I don’t want to get into a history lesson here but the
Reformation was a time when formerly Roman Catholic Europe saw men reject the
authority of their church hierarchy and the doctrines of their leadership. These
men magnified the words of God over the authority of the Pope in Rome and new
church organizations called Protestant were formed, many of them containing
similar errors to the church organization they rejected.
However, these men lived in a time when Catholic priests
often could not find the Ten Commandments or the letters of Paul in the Bible,
priests who knew nothing but the prepared sermons they were to give in their
assemblies. The words of God, the Bible, began to be uplifted. The true
Christians of the Vaudois, the valley men of the Alps, who had been evangelized
by missionaries from Antioch, Syria twelve hundred years before were able to
come out of the mountain strongholds, in some measure, although they were still
persecuted by not only the Roman Catholic Church but by Protestants like
Zwingli.
My point here is that while a rebirth of Christianity was
taking place where men would take a love for the words of God across every
ocean and into almost every land, that even though they may have had errors in
their hearts like the union of church and state, they more than overshadowed
those errors by their love of God’s words over all tradition and earthly
authority. After some extensive reading, and I want to particularly thank Gail
Riplinger for her marvelous works, I think this is a good start for us average
Christians to be able to use to understand the Bible better.
When William Tyndale was translating the Bible into English
from Greek in the early 1500’s the Roman Catholic Church was insisting that
unless you knew Hebrew and Greek you couldn’t understand the Bible and
therefore you shouldn’t have it in your own language just like Protestant
scholars are saying today. It doesn’t matter who says it, they’re just trying
to take away your Bible and make themselves your final authority. Only today,
they aren’t allowed yet to kill you for having one.

—————

**Stated exercise**
Write out the passage on the Reformation word for word, starting at "My point here" and ending at "the Bible better.". Rely only on the text above for anything about these lines.

**Material provided**
—————

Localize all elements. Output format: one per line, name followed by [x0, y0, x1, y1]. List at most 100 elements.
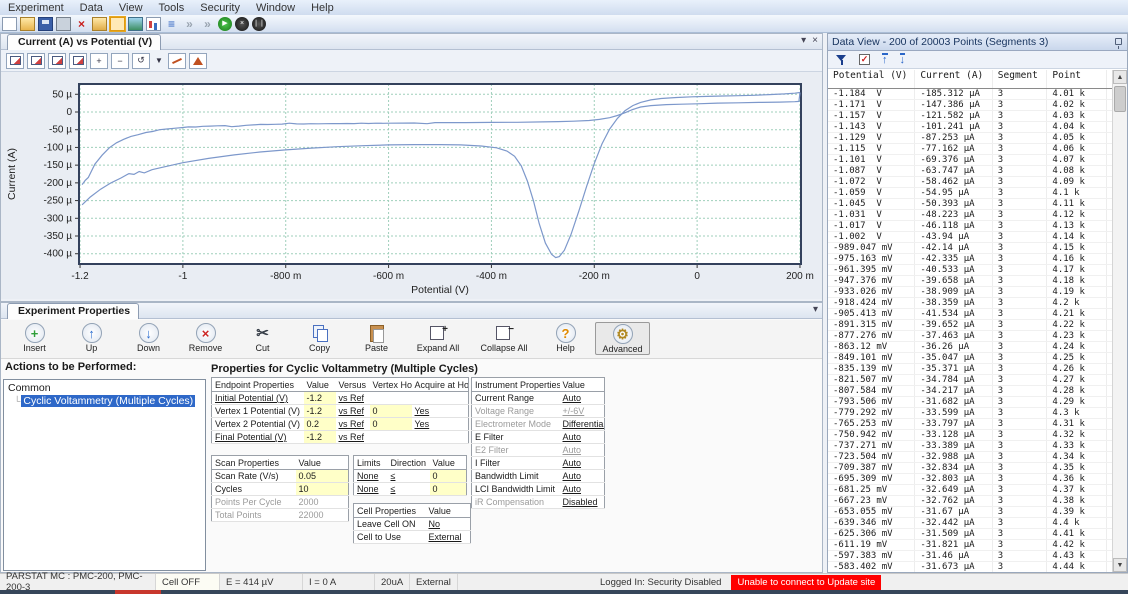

—————

**Task response**
My point here is that while a rebirth of Christianity was
taking place where men would take a love for the words of God across every
ocean and into almost every land, that even though they may have had errors in
their hearts like the union of church and state, they more than overshadowed
those errors by their love of God’s words over all tradition and earthly
authority. After some extensive reading, and I want to particularly thank Gail
Riplinger for her marvelous works, I think this is a good start for us average
Christians to be able to use to understand the Bible better.